Dataset listings of figures
•••
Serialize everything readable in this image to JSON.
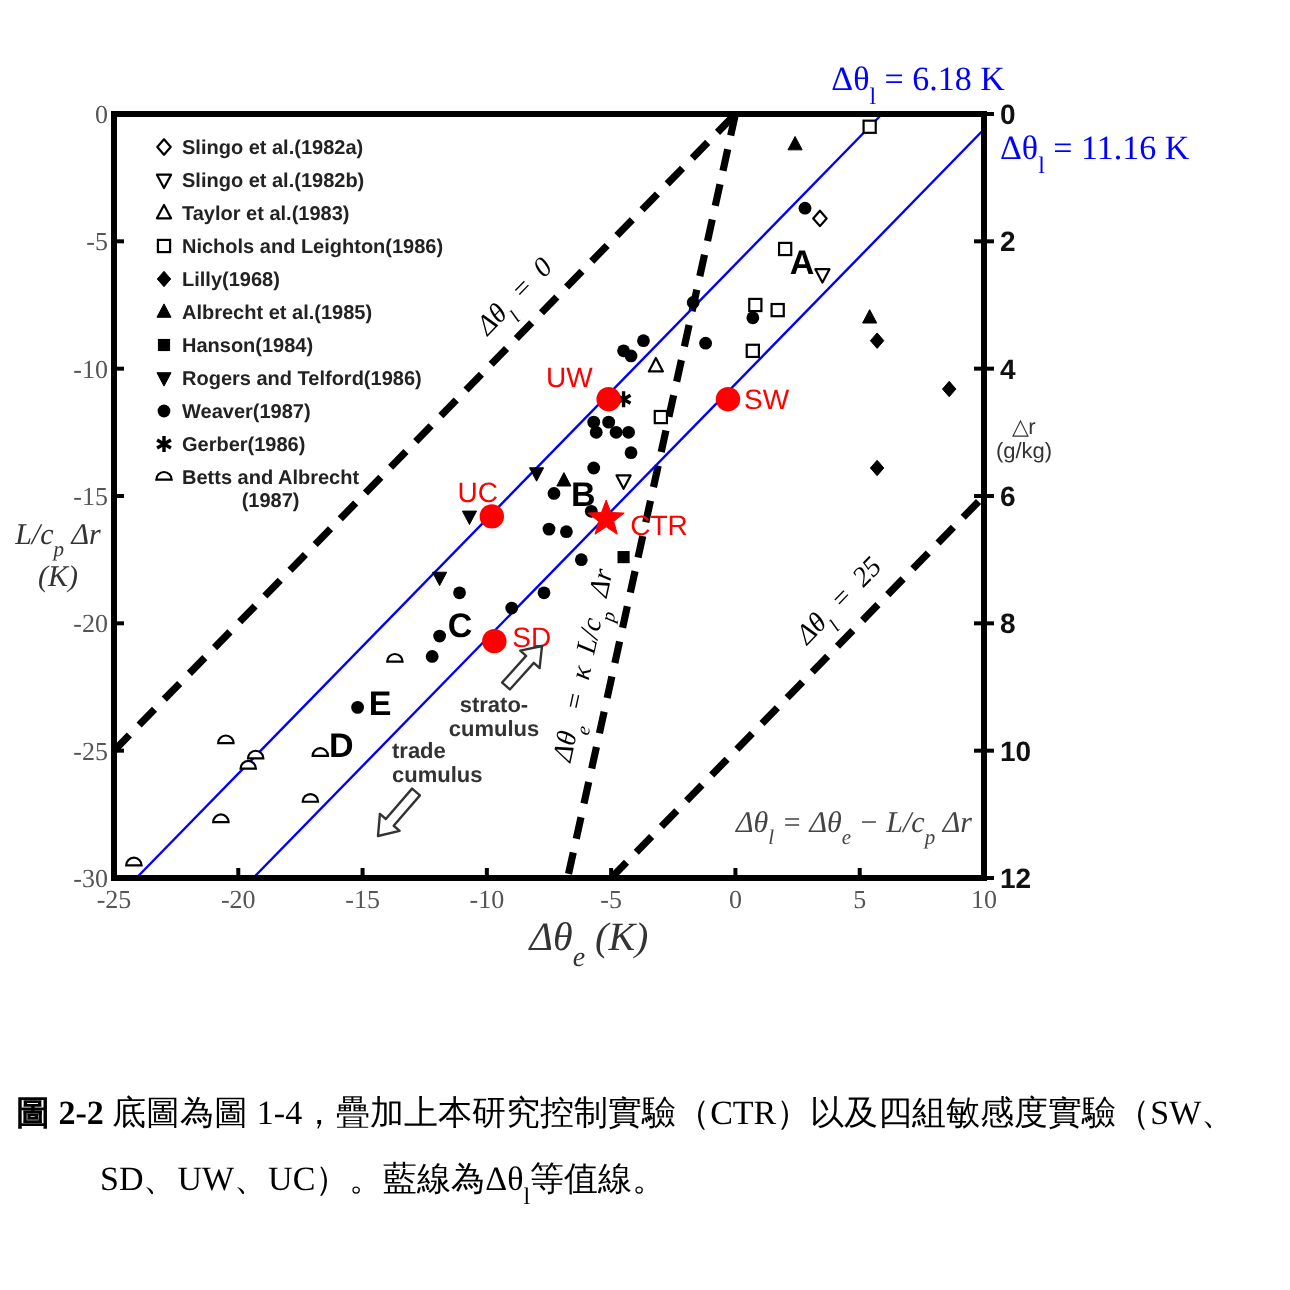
{
  "chart_data": {
    "type": "scatter",
    "xlabel": "Δθ$_{e}$ (K)",
    "ylabel": "L/c$_{p}$ Δr\n(K)",
    "y2label": "△r\n(g/kg)",
    "xlim": [
      -25,
      10
    ],
    "xticks": [
      -25,
      -20,
      -15,
      -10,
      -5,
      0,
      5,
      10
    ],
    "ylim": [
      -30,
      0
    ],
    "yticks": [
      -30,
      -25,
      -20,
      -15,
      -10,
      -5,
      0
    ],
    "y2lim": [
      12,
      0
    ],
    "y2ticks": [
      0,
      2,
      4,
      6,
      8,
      10,
      12
    ],
    "legend": "top left",
    "series": [
      {
        "name": "Slingo et al.(1982a)",
        "marker": "diamond-open",
        "color": "#000000",
        "x": [
          3.4
        ],
        "values": [
          -4.1
        ]
      },
      {
        "name": "Slingo et al.(1982b)",
        "marker": "triangle-down-open",
        "color": "#000000",
        "x": [
          3.5,
          -4.5
        ],
        "values": [
          -6.3,
          -14.4
        ]
      },
      {
        "name": "Taylor et al.(1983)",
        "marker": "triangle-open",
        "color": "#000000",
        "x": [
          -3.2
        ],
        "values": [
          -9.9
        ]
      },
      {
        "name": "Nichols and Leighton(1986)",
        "marker": "square-open",
        "color": "#000000",
        "x": [
          5.4,
          2.0,
          0.8,
          1.7,
          0.7,
          -3.0
        ],
        "values": [
          -0.5,
          -5.3,
          -7.5,
          -7.7,
          -9.3,
          -11.9
        ]
      },
      {
        "name": "Lilly(1968)",
        "marker": "diamond",
        "color": "#000000",
        "x": [
          5.7,
          8.6,
          5.7
        ],
        "values": [
          -8.9,
          -10.8,
          -13.9
        ]
      },
      {
        "name": "Albrecht et al.(1985)",
        "marker": "triangle",
        "color": "#000000",
        "x": [
          2.4,
          5.4,
          -6.9
        ],
        "values": [
          -1.2,
          -8.0,
          -14.4
        ]
      },
      {
        "name": "Hanson(1984)",
        "marker": "square",
        "color": "#000000",
        "x": [
          -4.5
        ],
        "values": [
          -17.4
        ]
      },
      {
        "name": "Rogers and Telford(1986)",
        "marker": "triangle-down",
        "color": "#000000",
        "x": [
          -8.0,
          -10.7,
          -11.9
        ],
        "values": [
          -14.1,
          -15.8,
          -18.2
        ]
      },
      {
        "name": "Weaver(1987)",
        "marker": "circle",
        "color": "#000000",
        "x": [
          2.8,
          0.7,
          -1.7,
          -3.7,
          -4.5,
          -4.2,
          -1.2,
          -5.7,
          -5.1,
          -5.6,
          -4.8,
          -4.3,
          -4.2,
          -5.7,
          -7.3,
          -7.5,
          -6.8,
          -6.2,
          -5.8,
          -11.1,
          -9.0,
          -7.7,
          -11.9,
          -12.2,
          -15.2
        ],
        "values": [
          -3.7,
          -8.0,
          -7.4,
          -8.9,
          -9.3,
          -9.5,
          -9.0,
          -12.1,
          -12.1,
          -12.5,
          -12.5,
          -12.5,
          -13.3,
          -13.9,
          -14.9,
          -16.3,
          -16.4,
          -17.5,
          -15.6,
          -18.8,
          -19.4,
          -18.8,
          -20.5,
          -21.3,
          -23.3
        ]
      },
      {
        "name": "Gerber(1986)",
        "marker": "cross",
        "color": "#000000",
        "x": [
          -4.5
        ],
        "values": [
          -11.2
        ]
      },
      {
        "name": "Betts and Albrecht\n(1987)",
        "marker": "half-circle-open",
        "color": "#000000",
        "x": [
          -13.7,
          -16.7,
          -20.5,
          -19.3,
          -19.6,
          -17.1,
          -20.7,
          -24.2
        ],
        "values": [
          -21.4,
          -25.1,
          -24.6,
          -25.2,
          -25.6,
          -26.9,
          -27.7,
          -29.4
        ]
      },
      {
        "marker": "circle",
        "color": "#ff0000",
        "x": [
          -5.1,
          -0.3,
          -9.8,
          -9.7
        ],
        "values": [
          -11.2,
          -11.2,
          -15.8,
          -20.7
        ]
      },
      {
        "marker": "star",
        "color": "#ff0000",
        "x": [
          -5.2
        ],
        "values": [
          -15.9
        ]
      },
      {
        "type": "line",
        "name": "Δθ$_{l}$ = 0",
        "line_style": "dashed",
        "color": "#000000",
        "x": [
          -25,
          0
        ],
        "values": [
          -25,
          0
        ]
      },
      {
        "type": "line",
        "name": "Δθ$_{e}$ = κ L/c$_{p}$ Δr",
        "line_style": "dashed",
        "color": "#000000",
        "x": [
          0,
          -6.75
        ],
        "values": [
          0,
          -30
        ]
      },
      {
        "type": "line",
        "name": "Δθ$_{l}$ = 25",
        "line_style": "dashed",
        "color": "#000000",
        "x": [
          -5,
          10
        ],
        "values": [
          -30,
          -15
        ]
      },
      {
        "type": "line",
        "name": "Δθ$_{l}$ = 6.18 K",
        "line_style": "solid",
        "color": "#0000ff",
        "x": [
          -24.1,
          5.9
        ],
        "values": [
          -30,
          0
        ]
      },
      {
        "type": "line",
        "name": "Δθ$_{l}$ = 11.16 K",
        "line_style": "solid",
        "color": "#0000ff",
        "x": [
          -19.4,
          10
        ],
        "values": [
          -30,
          -0.6
        ]
      }
    ],
    "annotations": [
      {
        "text": "UW",
        "x": -5.1,
        "y": -11.2
      },
      {
        "text": "SW",
        "x": -0.3,
        "y": -11.2
      },
      {
        "text": "UC",
        "x": -9.8,
        "y": -15.8
      },
      {
        "text": "CTR",
        "x": -5.2,
        "y": -15.9
      },
      {
        "text": "SD",
        "x": -9.7,
        "y": -20.7
      },
      "A",
      "B",
      "C",
      "D",
      "E",
      "strato-\ncumulus",
      "trade\ncumulus",
      "Δθ$_{l}$ = Δθ$_{e}$ − L/c$_{p}$ Δr",
      "**圖 2-2** 底圖為圖 1-4，疊加上本研究控制實驗（CTR）以及四組敏感度實驗（SW、SD、UW、UC）。藍線為Δθ$_{l}$等值線。"
    ]
  }
}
•••
Work instructions: Show every line above in which the word "Slingo" occurs.

Solution:
        "name": "Slingo et al.(1982a)",
        "name": "Slingo et al.(1982b)",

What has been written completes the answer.